═══ INFORMATION SUPPLIED ═══

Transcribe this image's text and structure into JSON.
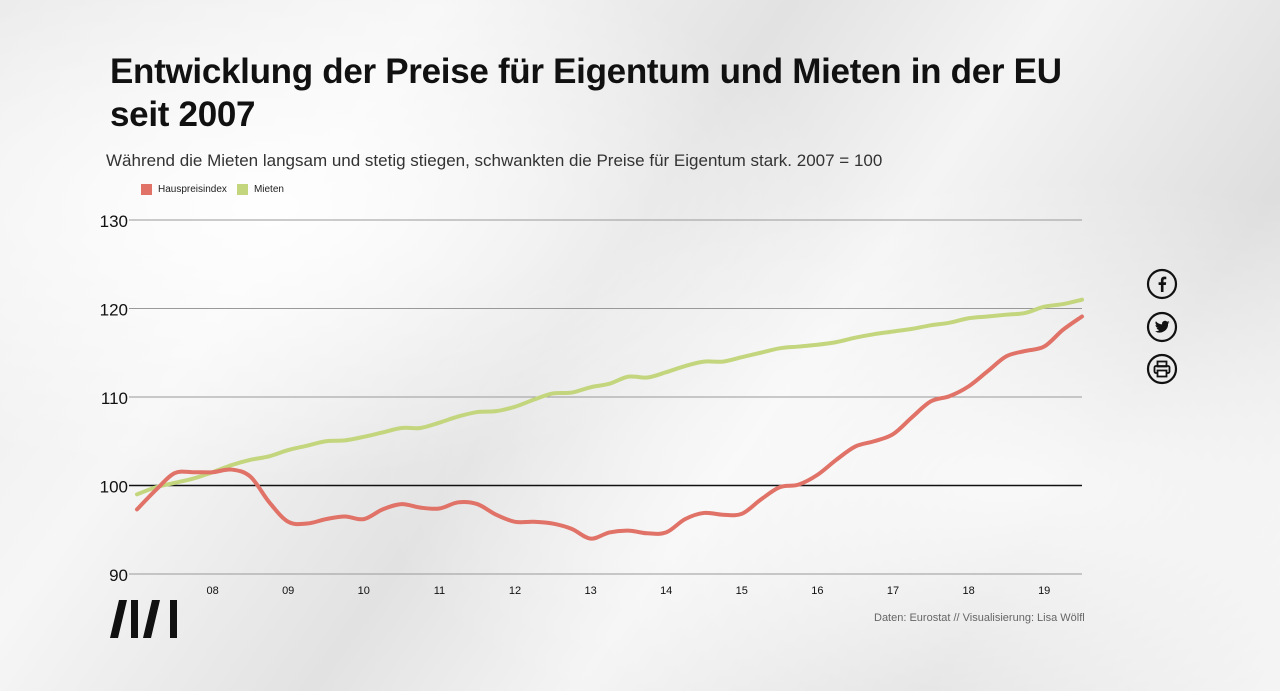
{
  "title": "Entwicklung der Preise für Eigentum und Mieten in der EU seit 2007",
  "subtitle": "Während die Mieten langsam und stetig stiegen, schwankten die Preise für Eigentum stark. 2007 = 100",
  "source": "Daten: Eurostat // Visualisierung: Lisa Wölfl",
  "social": [
    {
      "icon": "facebook-icon"
    },
    {
      "icon": "twitter-icon"
    },
    {
      "icon": "print-icon"
    }
  ],
  "colors": {
    "hauspreisindex": "#e07267",
    "mieten": "#c3d67e",
    "baseline": "#111111",
    "grid": "#999999"
  },
  "chart_data": {
    "type": "line",
    "x_frequency": "quarterly",
    "x_start": "2007-Q1",
    "x_end": "2019-Q3",
    "xticks": [
      "08",
      "09",
      "10",
      "11",
      "12",
      "13",
      "14",
      "15",
      "16",
      "17",
      "18",
      "19"
    ],
    "xtick_years": [
      2008,
      2009,
      2010,
      2011,
      2012,
      2013,
      2014,
      2015,
      2016,
      2017,
      2018,
      2019
    ],
    "yticks": [
      "90",
      "100",
      "110",
      "120",
      "130"
    ],
    "ylim": [
      90,
      130
    ],
    "baseline": 100,
    "grid": true,
    "legend": "top-left",
    "series": [
      {
        "name": "Hauspreisindex",
        "color": "#e07267",
        "values": [
          97.3,
          99.5,
          101.4,
          101.5,
          101.5,
          101.8,
          101.0,
          98.1,
          95.9,
          95.7,
          96.2,
          96.5,
          96.2,
          97.3,
          97.9,
          97.5,
          97.4,
          98.1,
          97.9,
          96.7,
          95.9,
          95.9,
          95.7,
          95.1,
          94.0,
          94.7,
          94.9,
          94.6,
          94.7,
          96.2,
          96.9,
          96.7,
          96.8,
          98.4,
          99.8,
          100.1,
          101.2,
          102.9,
          104.4,
          105.0,
          105.8,
          107.7,
          109.5,
          110.1,
          111.2,
          112.9,
          114.6,
          115.2,
          115.7,
          117.6,
          119.1
        ]
      },
      {
        "name": "Mieten",
        "color": "#c3d67e",
        "values": [
          99.0,
          99.8,
          100.3,
          100.8,
          101.5,
          102.3,
          102.9,
          103.3,
          104.0,
          104.5,
          105.0,
          105.1,
          105.5,
          106.0,
          106.5,
          106.5,
          107.1,
          107.8,
          108.3,
          108.4,
          108.9,
          109.7,
          110.4,
          110.5,
          111.1,
          111.5,
          112.3,
          112.2,
          112.8,
          113.5,
          114.0,
          114.0,
          114.5,
          115.0,
          115.5,
          115.7,
          115.9,
          116.2,
          116.7,
          117.1,
          117.4,
          117.7,
          118.1,
          118.4,
          118.9,
          119.1,
          119.3,
          119.5,
          120.2,
          120.5,
          121.0
        ]
      }
    ]
  }
}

═══

## WHAT IS EXPECTED:
Filter the records above for "Eigentum" and copy every matching line.

## FINAL ANSWER:
  "title": "Entwicklung der Preise für Eigentum und Mieten in der EU seit 2007",
  "subtitle": "Während die Mieten langsam und stetig stiegen, schwankten die Preise für Eigentum stark. 2007 = 100",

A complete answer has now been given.